* _Required actions_
1. In the HornetQ failover thread, what command was used to kill HQ1?
2. List every directory path given in the live server's startup configuration line in the HornetQ failover thread.
3. Extend the HornetQ failover thread, beginning right after its final log line.

>> BEGIN Passage shown

2 Replies Latest reply on Mar 20, 2012 1:14 PM by gdegremont

    HornetQ HA tests, fails to go back to normal state

    gdegremont

      Hello,

       

      I am faced with a strange behavior.

      I have 2 hornetq nodes on 2 hosts, 1 live (HQ1), 1 backup (HQ2)

       

      My test case is the following:

       

      HQ1 is up and live, HQ2 is up and backup.

      I have a message producer (MP) and a message consumer (MC).

       

      HQ1 is killed (through a kill -9)

      HQ2 becomes the live server.

       

      MP loses connection, and timeouts before HQ2 is up as new live.

      MC, loses connection, then gets it again and empties the queue.

       

      HQ1 is restarted, fails to become backup and successfully becomes the new live node.

      ***********************************************************************************

      java -Dcom.sun.management.jmxremote.port=1105 -Dcom.sun.management.jmxremote.authenticate=false -Dcom.sun.management.jmxremote.ssl=false -XX:+UseParallelGC -XX:+AggressiveOpts -XX:+UseFastAccessorMethods -Xms512M -Xmx2048M -Dhornetq.config.dir=/etc/local/bomapps/messaging-bus/config/bestofmedia/ -Djava.util.logging.config.file=/etc/local/bomapps/messaging-bus/config/bestofmedia//logging.properties -Djava.library.path=. -classpath ../lib/twitter4j-core.jar:../lib/netty.jar:../lib/jnpserver.jar:../lib/jnp-client.jar:../lib/jboss-mc.jar:../lib/jboss-jms-api.jar:../lib/hornetq-twitter-integration.jar:../lib/hornetq-spring-integration.jar:../lib/hornetq-logging.jar:../lib/hornetq-jms.jar:../lib/hornetq-jms-client-java5.jar:../lib/hornetq-jms-client.jar:../lib/hornetq-jboss-as-integration.jar:../lib/hornetq-core.jar:../lib/hornetq-core-client-java5.jar:../lib/hornetq-core-client.jar:../lib/hornetq-bootstrap.jar:/etc/local/bomapps/messaging-bus/config/bestofmedia/:../schemas/ org.hornetq.integration.bootstrap.HornetQBootstrapServer hornetq-beans.xml

      ***********************************************************************************

      [main] 15:10:40,387 INFO [org.hornetq.integration.bootstrap.HornetQBootstrapServer]  Starting HornetQ Server

      [main] 15:10:41,259 WARNING [org.hornetq.core.deployers.impl.FileConfigurationParser]  AIO wasn't located on this platform, it will fall back to using pure Java NIO. If your platform is Linux, install LibAIO to enable the AIO journal

      [main] 15:10:41,325 INFO [org.hornetq.core.server.impl.HornetQServerImpl]  live server is starting with configuration HornetQ Configuration (clustered=true,backup=false,sharedStore=true,journalDirectory=/home/sites/messaging-bus/shared/data/journal,bindingsDirectory=/home/sites/messaging-bus/shared/data/bindings,largeMessagesDirectory=/home/sites/messaging-bus/shared/data/large-messages,pagingDirectory=/home/sites/messaging-bus/shared/data/paging)

>> END Passage shown
>> BEGIN Material

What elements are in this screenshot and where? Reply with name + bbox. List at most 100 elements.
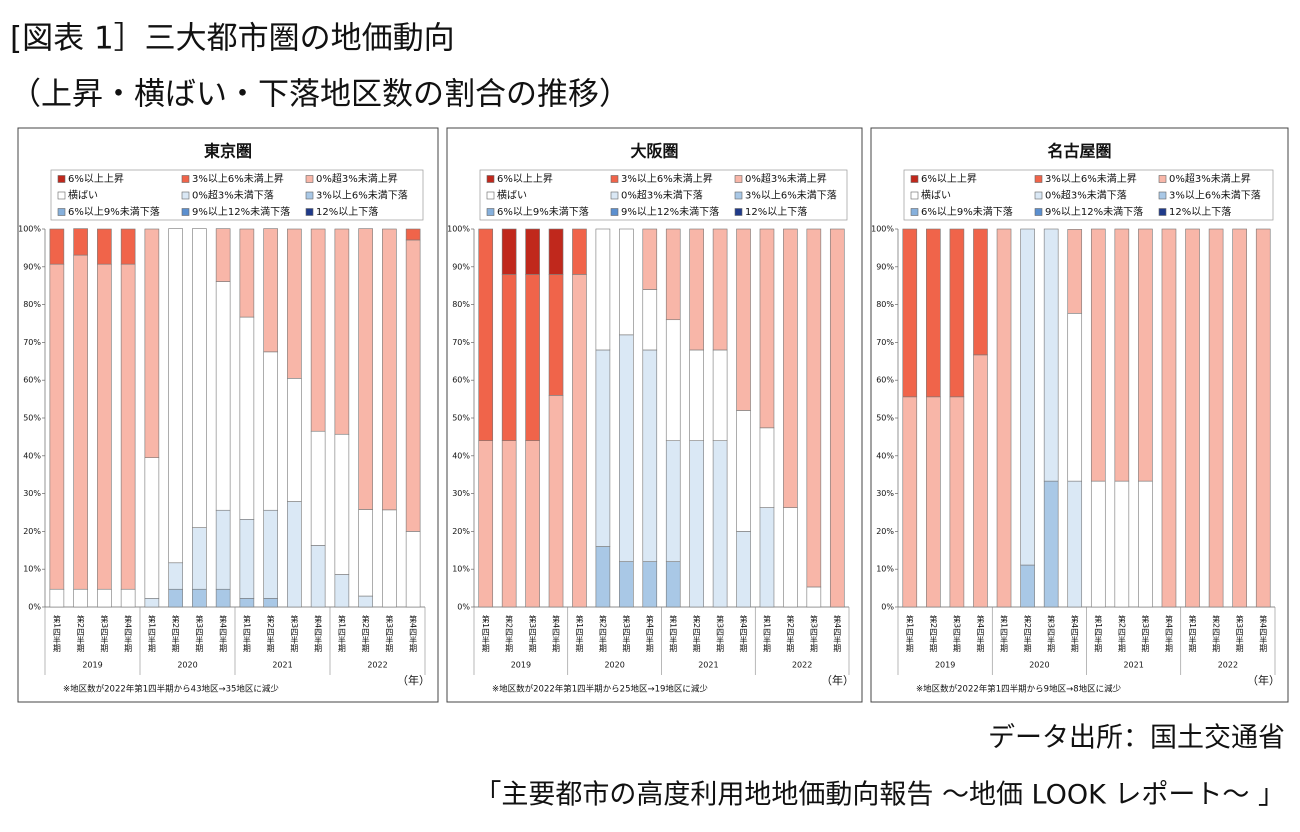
bar-segment: [665, 228, 681, 321]
bar-segment: [1090, 228, 1106, 482]
y-tick-label: 20%: [876, 527, 894, 536]
bar-segment: [642, 561, 658, 608]
bar-segment: [783, 228, 798, 508]
legend-label: 0%超3%未満上昇: [1169, 172, 1251, 185]
x-tick-label: 第2四半期: [598, 614, 607, 653]
y-tick-label: 10%: [452, 565, 470, 574]
x-tick-label: 第3四半期: [100, 614, 109, 653]
legend-swatch: [734, 175, 743, 183]
chart-note: ※地区数が2022年第1四半期から25地区→19地区に減少: [492, 684, 708, 695]
bar-segment: [405, 531, 421, 608]
bar-segment: [405, 239, 421, 532]
bar-segment: [1020, 228, 1035, 566]
y-tick-label: 50%: [452, 414, 470, 423]
bar-segment: [949, 228, 965, 398]
bar-segment: [49, 228, 65, 265]
legend-swatch: [57, 191, 66, 200]
bar-segment: [665, 561, 681, 608]
x-tick-label: 第4四半期: [1259, 614, 1268, 653]
legend-label: 0%超3%未満上昇: [745, 172, 827, 185]
legend-swatch: [610, 191, 619, 200]
bar-segment: [405, 228, 421, 241]
bar-segment: [1138, 228, 1153, 482]
bar-segment: [1067, 229, 1083, 314]
x-tick-label: 第1四半期: [242, 614, 251, 653]
bar-segment: [168, 588, 183, 608]
bar-segment: [619, 228, 634, 336]
bar-segment: [215, 588, 231, 608]
bar-segment: [478, 228, 494, 441]
legend-swatch: [1034, 175, 1043, 183]
bar-segment: [215, 281, 231, 511]
bar-segment: [382, 509, 397, 608]
y-tick-label: 30%: [876, 489, 894, 498]
bar-segment: [501, 440, 517, 608]
bar-segment: [595, 228, 611, 351]
x-tick-label: 第3四半期: [1235, 614, 1244, 653]
bar-segment: [310, 228, 326, 432]
bar-segment: [334, 574, 350, 608]
x-tick-label: 第1四半期: [1000, 614, 1009, 653]
legend-label: 9%以上12%未満下落: [1045, 206, 1143, 218]
y-tick-label: 0%: [457, 603, 470, 612]
legend-label: 12%以上下落: [316, 206, 378, 218]
x-tick-label: 第1四半期: [147, 614, 156, 653]
bar-segment: [1255, 228, 1271, 608]
legend-label: 6%以上上昇: [68, 173, 124, 185]
legend-frame: [50, 169, 424, 221]
x-tick-label: 第2四半期: [266, 614, 275, 653]
bar-segment: [501, 274, 517, 441]
legend-label: 3%以上6%未満上昇: [1045, 173, 1137, 185]
legend-label: 9%以上12%未満下落: [621, 206, 719, 218]
legend-label: 横ばい: [497, 189, 527, 202]
bar-segment: [1161, 228, 1177, 608]
bar-segment: [97, 228, 112, 265]
x-tick-label: 第1四半期: [337, 614, 346, 653]
x-unit-label: （年）: [821, 673, 854, 687]
bar-segment: [1232, 228, 1247, 608]
x-unit-label: （年）: [1247, 673, 1280, 687]
y-tick-label: 50%: [23, 414, 41, 423]
legend-label: 0%超3%未満上昇: [316, 172, 398, 185]
bar-segment: [120, 263, 136, 590]
bar-segment: [120, 588, 136, 608]
bar-segment: [689, 349, 704, 441]
bar-segment: [334, 433, 350, 575]
bar-segment: [595, 349, 611, 547]
x-tick-label: 第2四半期: [692, 614, 701, 653]
x-tick-label: 第3四半期: [385, 614, 394, 653]
legend-swatch: [486, 208, 495, 216]
bar-segment: [973, 354, 988, 608]
bar-segment: [310, 545, 326, 608]
bar-segment: [192, 228, 207, 528]
chart-note: ※地区数が2022年第1四半期から9地区→8地区に減少: [916, 684, 1122, 695]
y-tick-label: 100%: [871, 225, 894, 234]
bar-segment: [665, 440, 681, 562]
chart-title: 大阪圏: [630, 142, 678, 161]
legend-label: 6%以上9%未満下落: [921, 206, 1013, 218]
bar-segment: [1043, 480, 1059, 608]
legend-label: 3%以上6%未満下落: [1169, 190, 1261, 202]
bar-segment: [926, 396, 941, 608]
bar-segment: [49, 588, 65, 608]
legend-label: 0%超3%未満下落: [192, 189, 274, 202]
bar-segment: [759, 228, 775, 429]
legend-swatch: [910, 191, 919, 200]
legend-label: 3%以上6%未満上昇: [192, 173, 284, 185]
x-tick-label: 第4四半期: [552, 614, 561, 653]
bar-segment: [1067, 312, 1083, 482]
legend-swatch: [181, 175, 190, 183]
bar-segment: [215, 509, 231, 590]
bar-segment: [665, 319, 681, 441]
bar-segment: [619, 561, 634, 608]
y-tick-label: 80%: [876, 300, 894, 309]
group-label: 2022: [792, 661, 812, 670]
bar-segment: [548, 228, 564, 275]
bar-segment: [239, 316, 255, 520]
bar-segment: [619, 334, 634, 562]
bar-segment: [1114, 480, 1130, 608]
bar-segment: [73, 228, 88, 256]
legend-label: 0%超3%未満下落: [1045, 189, 1127, 202]
legend-label: 6%以上9%未満下落: [497, 206, 589, 218]
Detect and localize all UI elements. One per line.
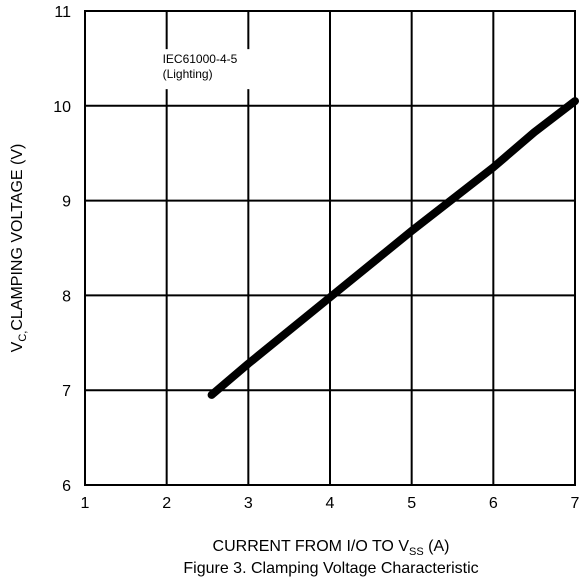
annotation-background <box>156 49 257 90</box>
plot-frame <box>84 10 576 486</box>
x-tick-label: 7 <box>571 495 579 512</box>
y-tick-label: 7 <box>62 383 71 400</box>
x-tick-label: 3 <box>244 495 253 512</box>
annotation-label: IEC61000-4-5 (Lighting) <box>163 52 238 81</box>
series-layer <box>207 97 579 399</box>
x-tick-label: 2 <box>162 495 171 512</box>
figure-caption: Figure 3. Clamping Voltage Characteristi… <box>183 560 478 577</box>
x-tick-label: 1 <box>81 495 90 512</box>
y-tick-label: 6 <box>62 478 71 495</box>
annotation-layer: IEC61000-4-5 (Lighting) <box>156 49 257 90</box>
annotation-line: (Lighting) <box>163 67 213 81</box>
tick-label-layer: 1 2 3 4 5 6 7 6 7 8 9 10 11 <box>53 4 579 512</box>
y-axis-title: VC,CLAMPING VOLTAGE (V) <box>9 144 29 353</box>
y-tick-label: 8 <box>62 288 71 305</box>
x-tick-label: 4 <box>326 495 335 512</box>
y-tick-label: 11 <box>54 4 71 21</box>
x-axis-title: CURRENT FROM I/O TO VSS (A) <box>213 538 450 558</box>
y-tick-label: 9 <box>62 194 71 211</box>
series-line <box>207 97 579 399</box>
grid-layer <box>85 11 575 485</box>
annotation-line: IEC61000-4-5 <box>163 52 238 66</box>
y-tick-label: 10 <box>53 99 71 116</box>
x-tick-label: 5 <box>407 495 416 512</box>
x-tick-label: 6 <box>489 495 498 512</box>
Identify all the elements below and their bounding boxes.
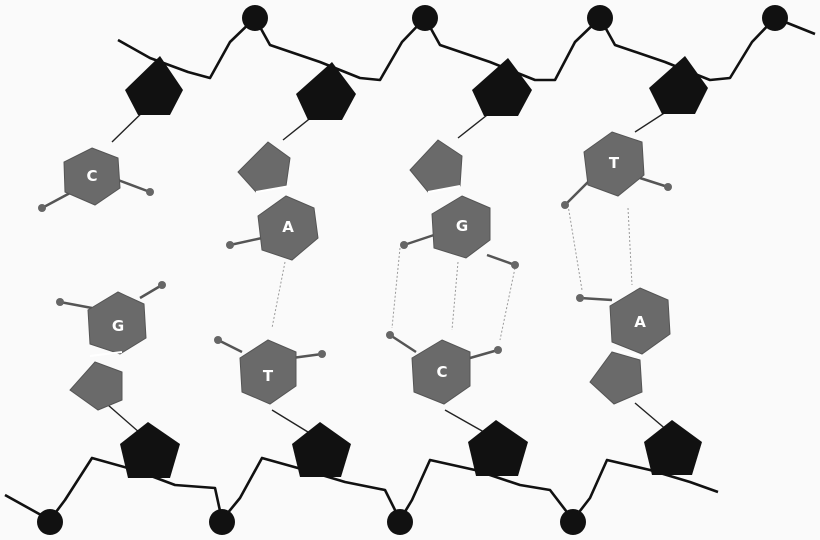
bottom-sugar-4	[644, 420, 702, 475]
top-strand-backbone	[117, 16, 816, 82]
bottom-base-2-label: T	[263, 367, 274, 385]
top-base-1: C	[63, 147, 121, 206]
ring-fusions	[89, 185, 643, 357]
bottom-base-1-label: G	[112, 317, 124, 335]
phosphate-top-4	[762, 5, 788, 31]
phosphate-top-3	[587, 5, 613, 31]
bottom-strand-sugars	[120, 420, 702, 478]
bottom-strand-bases: G T C A	[87, 287, 671, 405]
bottom-base-4: A	[609, 287, 671, 355]
phosphate-top-2	[412, 5, 438, 31]
bottom-base-4-label: A	[634, 313, 646, 331]
phosphate-bottom-1	[37, 509, 63, 535]
top-base-3: G	[431, 195, 491, 259]
bottom-sugar-3	[468, 420, 528, 476]
bottom-base-3-label: C	[436, 363, 447, 381]
phosphate-top-1	[242, 5, 268, 31]
atom-stubs	[38, 176, 672, 360]
purine-five-rings	[69, 139, 643, 411]
phosphate-bottom-3	[387, 509, 413, 535]
bottom-sugar-1	[120, 422, 180, 478]
bottom-base-2: T	[239, 339, 297, 405]
bottom-sugar-2	[292, 422, 351, 477]
top-base-1-label: C	[86, 167, 97, 185]
top-base-4: T	[583, 131, 645, 197]
top-base-2: A	[257, 195, 319, 261]
top-base-2-label: A	[282, 218, 294, 236]
phosphate-bottom-4	[560, 509, 586, 535]
top-sugar-2	[296, 62, 356, 120]
hydrogen-bonds	[271, 204, 633, 341]
top-base-4-label: T	[609, 154, 620, 172]
phosphates	[37, 5, 788, 535]
bottom-base-3: C	[411, 339, 471, 405]
phosphate-bottom-2	[209, 509, 235, 535]
top-sugar-3	[472, 58, 532, 116]
top-sugar-4	[649, 56, 708, 114]
top-strand-bases: C A G T	[63, 131, 645, 261]
top-base-3-label: G	[456, 217, 468, 235]
top-sugar-1	[125, 56, 183, 115]
top-strand-sugars	[125, 56, 708, 120]
bottom-base-1: G	[87, 291, 147, 355]
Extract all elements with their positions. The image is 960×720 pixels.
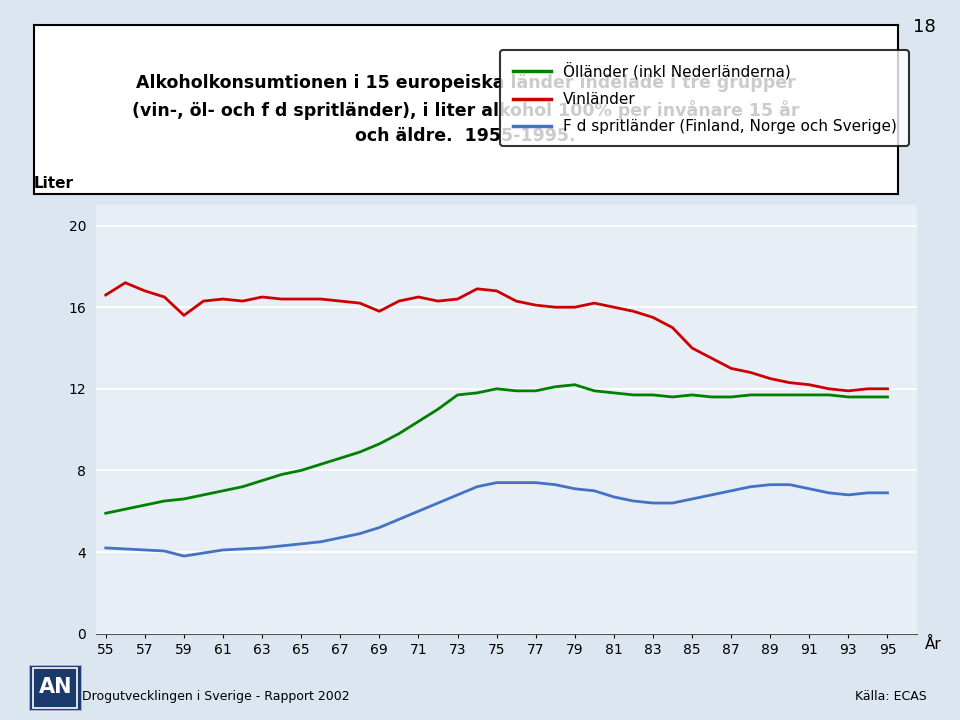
Text: Liter: Liter [34,176,74,191]
Text: AN: AN [38,677,72,697]
Text: Drogutvecklingen i Sverige - Rapport 2002: Drogutvecklingen i Sverige - Rapport 200… [82,690,349,703]
Text: 18: 18 [913,18,936,36]
Text: Källa: ECAS: Källa: ECAS [854,690,926,703]
Legend: Ölländer (inkl Nederländerna), Vinländer, F d spritländer (Finland, Norge och Sv: Ölländer (inkl Nederländerna), Vinländer… [500,50,909,146]
FancyBboxPatch shape [29,665,82,711]
Text: Alkoholkonsumtionen i 15 europeiska länder indelade i tre grupper
(vin-, öl- och: Alkoholkonsumtionen i 15 europeiska länd… [132,74,800,145]
Text: År: År [924,637,941,652]
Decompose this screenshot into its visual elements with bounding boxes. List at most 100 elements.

>> END Material

* _Responses in order_
1. kill -9

2.
/home/sites/messaging-bus/shared/data/journal
/home/sites/messaging-bus/shared/data/bindings
/home/sites/messaging-bus/shared/data/large-messages
/home/sites/messaging-bus/shared/data/paging

3.
      [main] 15:10:41,326 INFO [org.hornetq.core.server.impl.HornetQServerImpl]  Waiting to obtain live lock

      [main] 15:10:41,355 INFO [org.hornetq.core.persistence.impl.journal.JournalStorageManager]  Using NIO Journal

      [main] 15:10:41,372 WARNING [org.hornetq.core.server.impl.HornetQServerImpl]  Security risk! It has been detected that the cluster admin user and password have not been changed from the installation default. Please see the HornetQ user guide, cluster chapter, for instructions on how to do this.

      [main] 15:10:41,573 INFO [org.hornetq.core.server.cluster.impl.ClusterManagerImpl]  announcing backup

      [Thread-0 (group:HornetQ-server-threads20327011-24080548)] 15:10:42,068 WARNING [org.hornetq.core.client.impl.ClientSessionFactoryImpl]  Tried 1 times to connect. Now giving up on reconnecting it.

      [Thread-0 (group:HornetQ-server-threads20327011-24080548)] 15:10:42,069 WARNING [org.hornetq.core.server.cluster.impl.ClusterManagerImpl]  Unable to announce backup

      HornetQException[errorCode=2 message=Cannot connect to server(s). Tried with all available servers.]

                at org.hornetq.core.client.impl.ServerLocatorImpl.createSessionFactory(ServerLocatorImpl.java:619)

                at org.hornetq.core.client.impl.ServerLocatorImpl.connect(ServerLocatorImpl.java:503)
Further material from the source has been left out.